Selected extract ->
Question

Figure shows an aluminium wire of length 60 cm joined to a steel wire of length 80 cm and stretched between two fixed supports. The tension produced is 40 N. The cross-sectional area of the steel wire is 1⋅0 mm² and that of the aluminium wire is 3⋅0 mm². What could be the minimum frequency of a tuning fork which can produce standing waves in the system with the joint as a node? The density of aluminium is 2⋅6 g cm⁻³ and that of steel is 7⋅8 g cm⁻³.

Answer 1

Given:
Length of the aluminium wire (L_a)= 60 cm = 0.60 m
Length of the steel wire (L_s)= 80 cm = 0.80 m
Tension produced (T) = 40 N
Area of cross-section of the aluminium wire (A_a)  = 1.0 mm²
Area of cross-section of the steel wire (A_s) = 3.0 mm²
Density of aluminium (ρ_a) = 2⋅6 g cm⁻³
Density of steel  (ρ_s) = 7⋅8 g cm⁻³  

\[\text{ Mass  per  unit  length  of  the  steel,    m_s }    =  \rho_s  \times  A_s \] 

\[   = 7 . 8 \times  {10}^{- 2}   gm/cm\] 

\[  = 7 . 8 \times  {10}^{- 3}   kg/m\] 

\[\text{ Mass  per  unit  length  of  the  aluminium,    m_A  }=  \rho_A  A_A \] 

\[   = 2 . 6 \times  {10}^{- 2}  \times 3  gm/cm\] 

\[ = 7 . 8 \times  {10}^{- 2}   gm/cm\] 

\[ = 7 . 8 \times  {10}^{- 3}   kg/m\]

A node is always placed at the joint. Since aluminium and steel rod has same mass per unit length, the velocity of wave (v) in both of them is same.
Let v be the velocity of wave.

\[\Rightarrow v = \left( \frac{T}{m} \right)\] 

\[ =  \sqrt{\left\{ \frac{40}{7 . 8 \times {10}^{- 3}} \right\}}^- \] 

\[  = \sqrt{\left( \frac{4 \times {10}^4}{7 . 8} \right)}\] 

\[ \Rightarrow v = 71 . 6  m/s\]
For minimum frequency, there would be maximum wavelength.
For maximum wavelength, minimum number of loops are to be produced.
∴ Maximum distance of a loop = 20 cm

\[\Rightarrow   \text{ Wavelength, }   \lambda = 2 \times 20 = 40  cm\] 

\[\text{ Or }  \lambda = 0 . 4  m\] 

\[ \therefore Frequency,   f = \frac{v}{\lambda} = \frac{71 . 6}{0 . 4} = 180  Hz\]

Given exercise A -> In the worked solution, condense the paragraph beginning "For minimum frequency" into a short list that keeps its main facts.
Given exercise B -> Using the worked solution, explain in one to three sentences why the wave velocity is the same in the aluminium and steel wires.

Data listing ->
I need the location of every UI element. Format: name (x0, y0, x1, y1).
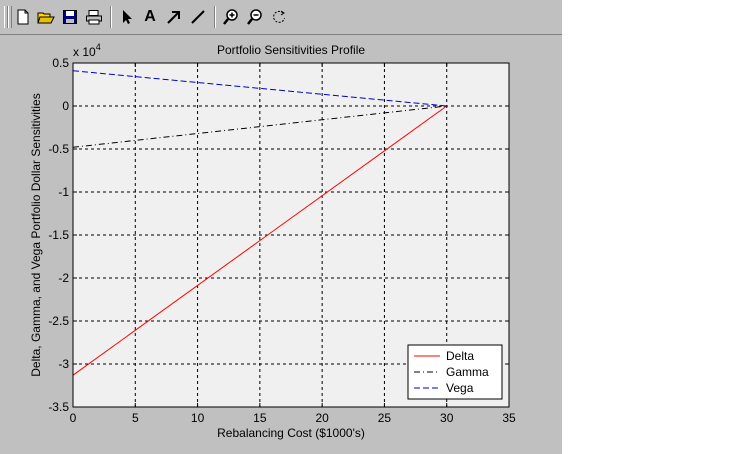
---
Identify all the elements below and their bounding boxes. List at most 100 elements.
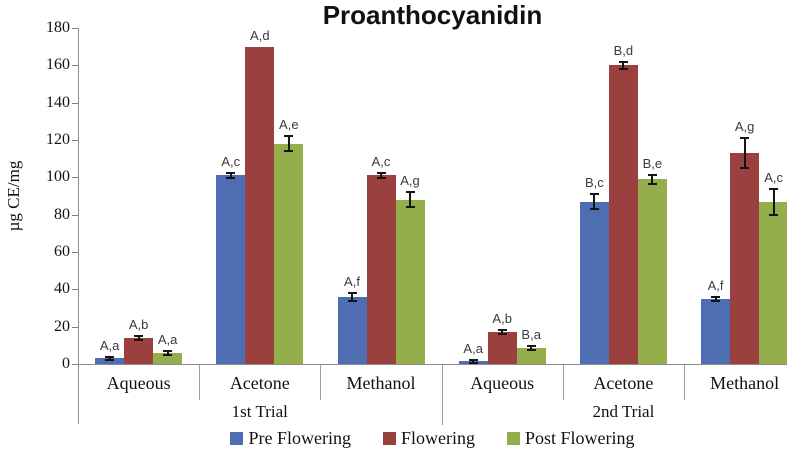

Full output A ->
- Minimum frequency requires maximum wavelength.
- Maximum wavelength requires the fewest loops.
- The maximum length of a loop is therefore 20 cm.

Full output B -> The wave velocity is the same in both wires because the aluminium and steel have the same mass per unit length, 7.8 × 10⁻³ kg/m.